● Dataset:
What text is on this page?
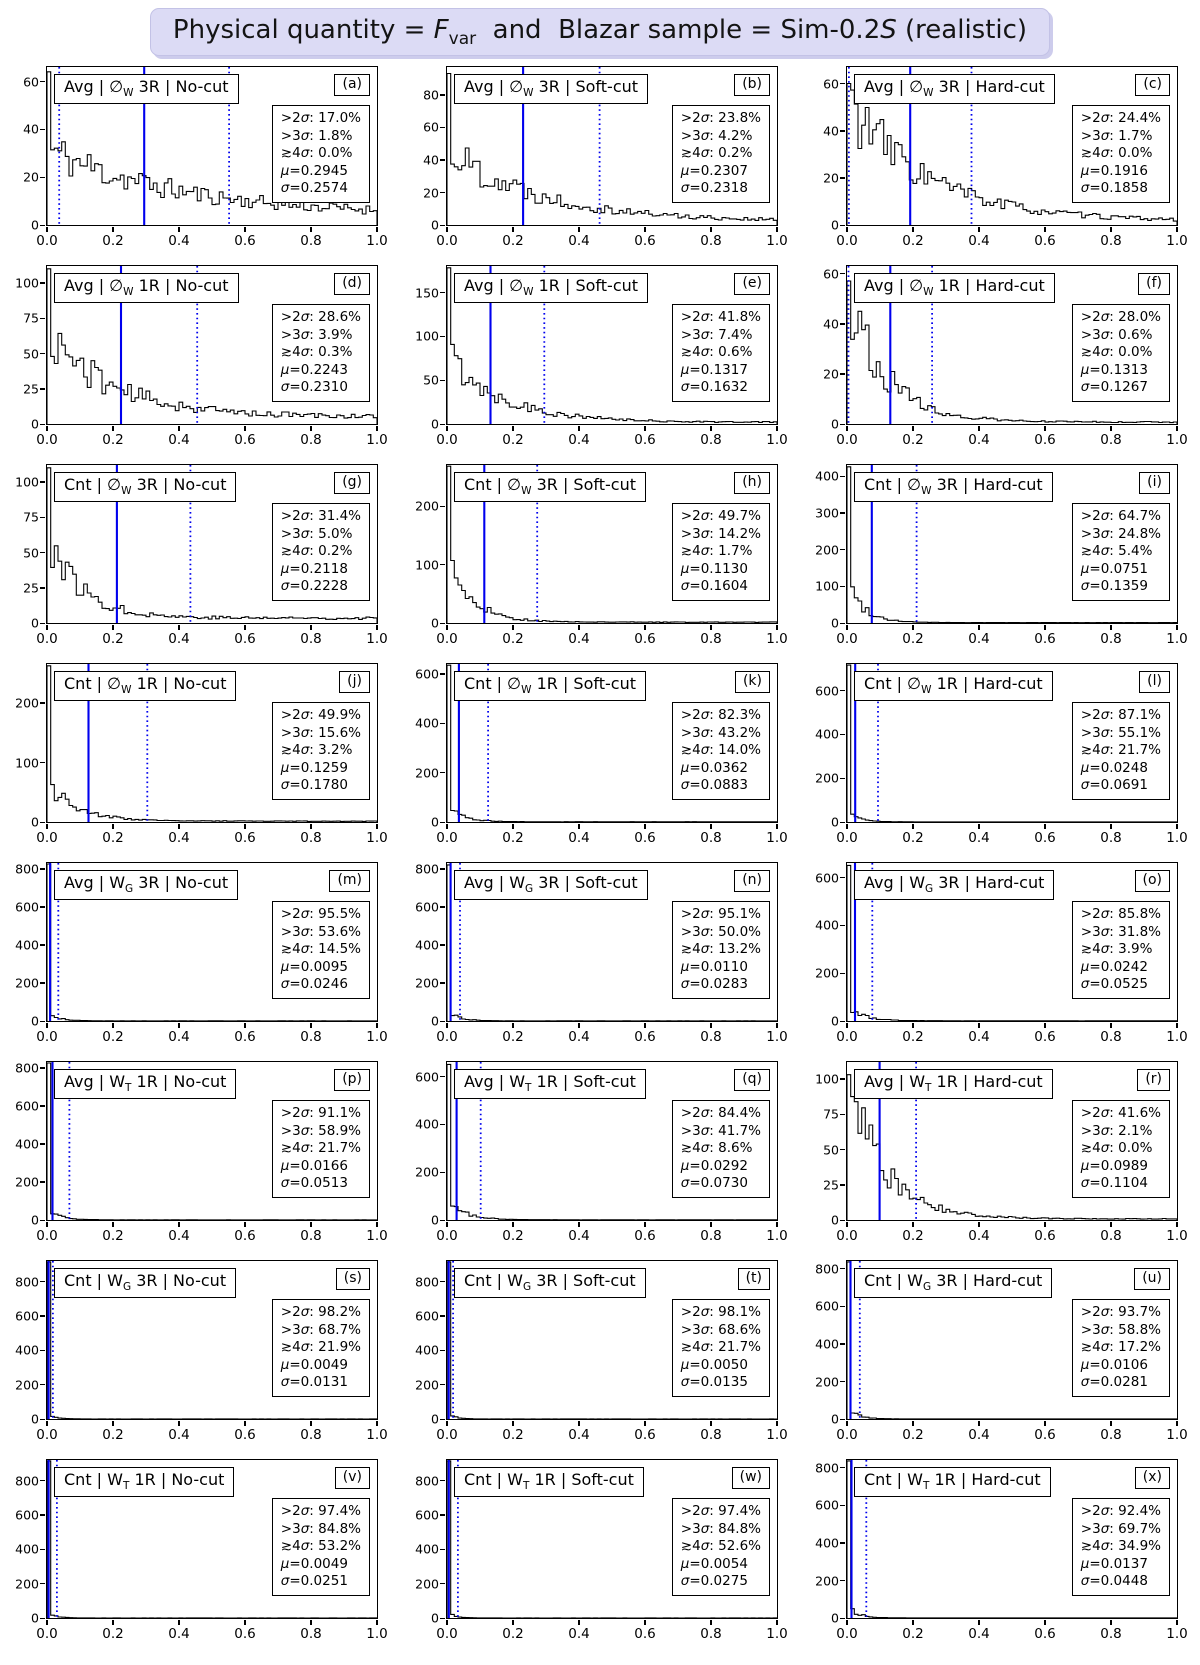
Physical quantity = $F_{var}$  and  Blazar sample = Sim-0.2S (realistic)
Avg | $\emptyset_W$ 3R | No-cut	(a)
>2σ: 17.0%
>3σ: 1.8%
≳4σ: 0.0%
μ=0.2945
σ=0.2574
0
20
40
60
0.0	0.2	0.4	0.6	0.8	1.0
Avg | $\emptyset_W$ 3R | Soft-cut	(b)
>2σ: 23.8%
>3σ: 4.2%
≳4σ: 0.2%
μ=0.2307
σ=0.2318
0
20
40
60
80
0.0	0.2	0.4	0.6	0.8	1.0
Avg | $\emptyset_W$ 3R | Hard-cut	(c)
>2σ: 24.4%
>3σ: 1.7%
≳4σ: 0.0%
μ=0.1916
σ=0.1858
0
20
40
60
0.0	0.2	0.4	0.6	0.8	1.0
Avg | $\emptyset_W$ 1R | No-cut	(d)
>2σ: 28.6%
>3σ: 3.9%
≳4σ: 0.3%
μ=0.2243
σ=0.2310
0
25
50
75
100
0.0	0.2	0.4	0.6	0.8	1.0
Avg | $\emptyset_W$ 1R | Soft-cut	(e)
>2σ: 41.8%
>3σ: 7.4%
≳4σ: 0.6%
μ=0.1317
σ=0.1632
0
50
100
150
0.0	0.2	0.4	0.6	0.8	1.0
Avg | $\emptyset_W$ 1R | Hard-cut	(f)
>2σ: 28.0%
>3σ: 0.6%
≳4σ: 0.0%
μ=0.1313
σ=0.1267
0
20
40
60
0.0	0.2	0.4	0.6	0.8	1.0
Cnt | $\emptyset_W$ 3R | No-cut	(g)
>2σ: 31.4%
>3σ: 5.0%
≳4σ: 0.2%
μ=0.2118
σ=0.2228
0
25
50
75
100
0.0	0.2	0.4	0.6	0.8	1.0
Cnt | $\emptyset_W$ 3R | Soft-cut	(h)
>2σ: 49.7%
>3σ: 14.2%
≳4σ: 1.7%
μ=0.1130
σ=0.1604
0
100
200
0.0	0.2	0.4	0.6	0.8	1.0
Cnt | $\emptyset_W$ 3R | Hard-cut	(i)
>2σ: 64.7%
>3σ: 24.8%
≳4σ: 5.4%
μ=0.0751
σ=0.1359
0
100
200
300
400
0.0	0.2	0.4	0.6	0.8	1.0
Cnt | $\emptyset_W$ 1R | No-cut	(j)
>2σ: 49.9%
>3σ: 15.6%
≳4σ: 3.2%
μ=0.1259
σ=0.1780
0
100
200
0.0	0.2	0.4	0.6	0.8	1.0
Cnt | $\emptyset_W$ 1R | Soft-cut	(k)
>2σ: 82.3%
>3σ: 43.2%
≳4σ: 14.0%
μ=0.0362
σ=0.0883
0
200
400
600
0.0	0.2	0.4	0.6	0.8	1.0
Cnt | $\emptyset_W$ 1R | Hard-cut	(l)
>2σ: 87.1%
>3σ: 55.1%
≳4σ: 21.7%
μ=0.0248
σ=0.0691
0
200
400
600
0.0	0.2	0.4	0.6	0.8	1.0
Avg | $W_G$ 3R | No-cut	(m)
>2σ: 95.5%
>3σ: 53.6%
≳4σ: 14.5%
μ=0.0095
σ=0.0246
0
200
400
600
800
0.0	0.2	0.4	0.6	0.8	1.0
Avg | $W_G$ 3R | Soft-cut	(n)
>2σ: 95.1%
>3σ: 50.0%
≳4σ: 13.2%
μ=0.0110
σ=0.0283
0
200
400
600
800
0.0	0.2	0.4	0.6	0.8	1.0
Avg | $W_G$ 3R | Hard-cut	(o)
>2σ: 85.8%
>3σ: 31.8%
≳4σ: 3.9%
μ=0.0242
σ=0.0525
0
200
400
600
0.0	0.2	0.4	0.6	0.8	1.0
Avg | $W_T$ 1R | No-cut	(p)
>2σ: 91.1%
>3σ: 58.9%
≳4σ: 21.7%
μ=0.0166
σ=0.0513
0
200
400
600
800
0.0	0.2	0.4	0.6	0.8	1.0
Avg | $W_T$ 1R | Soft-cut	(q)
>2σ: 84.4%
>3σ: 41.7%
≳4σ: 8.6%
μ=0.0292
σ=0.0730
0
200
400
600
0.0	0.2	0.4	0.6	0.8	1.0
Avg | $W_T$ 1R | Hard-cut	(r)
>2σ: 41.6%
>3σ: 2.1%
≳4σ: 0.0%
μ=0.0989
σ=0.1104
0
25
50
75
100
0.0	0.2	0.4	0.6	0.8	1.0
Cnt | $W_G$ 3R | No-cut	(s)
>2σ: 98.2%
>3σ: 68.7%
≳4σ: 21.9%
μ=0.0049
σ=0.0131
0
200
400
600
800
0.0	0.2	0.4	0.6	0.8	1.0
Cnt | $W_G$ 3R | Soft-cut	(t)
>2σ: 98.1%
>3σ: 68.6%
≳4σ: 21.7%
μ=0.0050
σ=0.0135
0
200
400
600
800
0.0	0.2	0.4	0.6	0.8	1.0
Cnt | $W_G$ 3R | Hard-cut	(u)
>2σ: 93.7%
>3σ: 58.8%
≳4σ: 17.2%
μ=0.0106
σ=0.0281
0
200
400
600
800
0.0	0.2	0.4	0.6	0.8	1.0
Cnt | $W_T$ 1R | No-cut	(v)
>2σ: 97.4%
>3σ: 84.8%
≳4σ: 53.2%
μ=0.0049
σ=0.0251
0
200
400
600
800
0.0	0.2	0.4	0.6	0.8	1.0
Cnt | $W_T$ 1R | Soft-cut	(w)
>2σ: 97.4%
>3σ: 84.8%
≳4σ: 52.6%
μ=0.0054
σ=0.0275
0
200
400
600
800
0.0	0.2	0.4	0.6	0.8	1.0
Cnt | $W_T$ 1R | Hard-cut	(x)
>2σ: 92.4%
>3σ: 69.7%
≳4σ: 34.9%
μ=0.0137
σ=0.0448
0
200
400
600
800
0.0	0.2	0.4	0.6	0.8	1.0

● Job: Every record above must be given again exactly; drop the pictures.

● Result of the task:
What text is on this page?
Physical quantity = $F_{var}$  and  Blazar sample = Sim-0.2S (realistic)
Avg | $\emptyset_W$ 3R | No-cut	(a)
>2σ: 17.0%
>3σ: 1.8%
≳4σ: 0.0%
μ=0.2945
σ=0.2574
0
20
40
60
0.0	0.2	0.4	0.6	0.8	1.0
Avg | $\emptyset_W$ 3R | Soft-cut	(b)
>2σ: 23.8%
>3σ: 4.2%
≳4σ: 0.2%
μ=0.2307
σ=0.2318
0
20
40
60
80
0.0	0.2	0.4	0.6	0.8	1.0
Avg | $\emptyset_W$ 3R | Hard-cut	(c)
>2σ: 24.4%
>3σ: 1.7%
≳4σ: 0.0%
μ=0.1916
σ=0.1858
0
20
40
60
0.0	0.2	0.4	0.6	0.8	1.0
Avg | $\emptyset_W$ 1R | No-cut	(d)
>2σ: 28.6%
>3σ: 3.9%
≳4σ: 0.3%
μ=0.2243
σ=0.2310
0
25
50
75
100
0.0	0.2	0.4	0.6	0.8	1.0
Avg | $\emptyset_W$ 1R | Soft-cut	(e)
>2σ: 41.8%
>3σ: 7.4%
≳4σ: 0.6%
μ=0.1317
σ=0.1632
0
50
100
150
0.0	0.2	0.4	0.6	0.8	1.0
Avg | $\emptyset_W$ 1R | Hard-cut	(f)
>2σ: 28.0%
>3σ: 0.6%
≳4σ: 0.0%
μ=0.1313
σ=0.1267
0
20
40
60
0.0	0.2	0.4	0.6	0.8	1.0
Cnt | $\emptyset_W$ 3R | No-cut	(g)
>2σ: 31.4%
>3σ: 5.0%
≳4σ: 0.2%
μ=0.2118
σ=0.2228
0
25
50
75
100
0.0	0.2	0.4	0.6	0.8	1.0
Cnt | $\emptyset_W$ 3R | Soft-cut	(h)
>2σ: 49.7%
>3σ: 14.2%
≳4σ: 1.7%
μ=0.1130
σ=0.1604
0
100
200
0.0	0.2	0.4	0.6	0.8	1.0
Cnt | $\emptyset_W$ 3R | Hard-cut	(i)
>2σ: 64.7%
>3σ: 24.8%
≳4σ: 5.4%
μ=0.0751
σ=0.1359
0
100
200
300
400
0.0	0.2	0.4	0.6	0.8	1.0
Cnt | $\emptyset_W$ 1R | No-cut	(j)
>2σ: 49.9%
>3σ: 15.6%
≳4σ: 3.2%
μ=0.1259
σ=0.1780
0
100
200
0.0	0.2	0.4	0.6	0.8	1.0
Cnt | $\emptyset_W$ 1R | Soft-cut	(k)
>2σ: 82.3%
>3σ: 43.2%
≳4σ: 14.0%
μ=0.0362
σ=0.0883
0
200
400
600
0.0	0.2	0.4	0.6	0.8	1.0
Cnt | $\emptyset_W$ 1R | Hard-cut	(l)
>2σ: 87.1%
>3σ: 55.1%
≳4σ: 21.7%
μ=0.0248
σ=0.0691
0
200
400
600
0.0	0.2	0.4	0.6	0.8	1.0
Avg | $W_G$ 3R | No-cut	(m)
>2σ: 95.5%
>3σ: 53.6%
≳4σ: 14.5%
μ=0.0095
σ=0.0246
0
200
400
600
800
0.0	0.2	0.4	0.6	0.8	1.0
Avg | $W_G$ 3R | Soft-cut	(n)
>2σ: 95.1%
>3σ: 50.0%
≳4σ: 13.2%
μ=0.0110
σ=0.0283
0
200
400
600
800
0.0	0.2	0.4	0.6	0.8	1.0
Avg | $W_G$ 3R | Hard-cut	(o)
>2σ: 85.8%
>3σ: 31.8%
≳4σ: 3.9%
μ=0.0242
σ=0.0525
0
200
400
600
0.0	0.2	0.4	0.6	0.8	1.0
Avg | $W_T$ 1R | No-cut	(p)
>2σ: 91.1%
>3σ: 58.9%
≳4σ: 21.7%
μ=0.0166
σ=0.0513
0
200
400
600
800
0.0	0.2	0.4	0.6	0.8	1.0
Avg | $W_T$ 1R | Soft-cut	(q)
>2σ: 84.4%
>3σ: 41.7%
≳4σ: 8.6%
μ=0.0292
σ=0.0730
0
200
400
600
0.0	0.2	0.4	0.6	0.8	1.0
Avg | $W_T$ 1R | Hard-cut	(r)
>2σ: 41.6%
>3σ: 2.1%
≳4σ: 0.0%
μ=0.0989
σ=0.1104
0
25
50
75
100
0.0	0.2	0.4	0.6	0.8	1.0
Cnt | $W_G$ 3R | No-cut	(s)
>2σ: 98.2%
>3σ: 68.7%
≳4σ: 21.9%
μ=0.0049
σ=0.0131
0
200
400
600
800
0.0	0.2	0.4	0.6	0.8	1.0
Cnt | $W_G$ 3R | Soft-cut	(t)
>2σ: 98.1%
>3σ: 68.6%
≳4σ: 21.7%
μ=0.0050
σ=0.0135
0
200
400
600
800
0.0	0.2	0.4	0.6	0.8	1.0
Cnt | $W_G$ 3R | Hard-cut	(u)
>2σ: 93.7%
>3σ: 58.8%
≳4σ: 17.2%
μ=0.0106
σ=0.0281
0
200
400
600
800
0.0	0.2	0.4	0.6	0.8	1.0
Cnt | $W_T$ 1R | No-cut	(v)
>2σ: 97.4%
>3σ: 84.8%
≳4σ: 53.2%
μ=0.0049
σ=0.0251
0
200
400
600
800
0.0	0.2	0.4	0.6	0.8	1.0
Cnt | $W_T$ 1R | Soft-cut	(w)
>2σ: 97.4%
>3σ: 84.8%
≳4σ: 52.6%
μ=0.0054
σ=0.0275
0
200
400
600
800
0.0	0.2	0.4	0.6	0.8	1.0
Cnt | $W_T$ 1R | Hard-cut	(x)
>2σ: 92.4%
>3σ: 69.7%
≳4σ: 34.9%
μ=0.0137
σ=0.0448
0
200
400
600
800
0.0	0.2	0.4	0.6	0.8	1.0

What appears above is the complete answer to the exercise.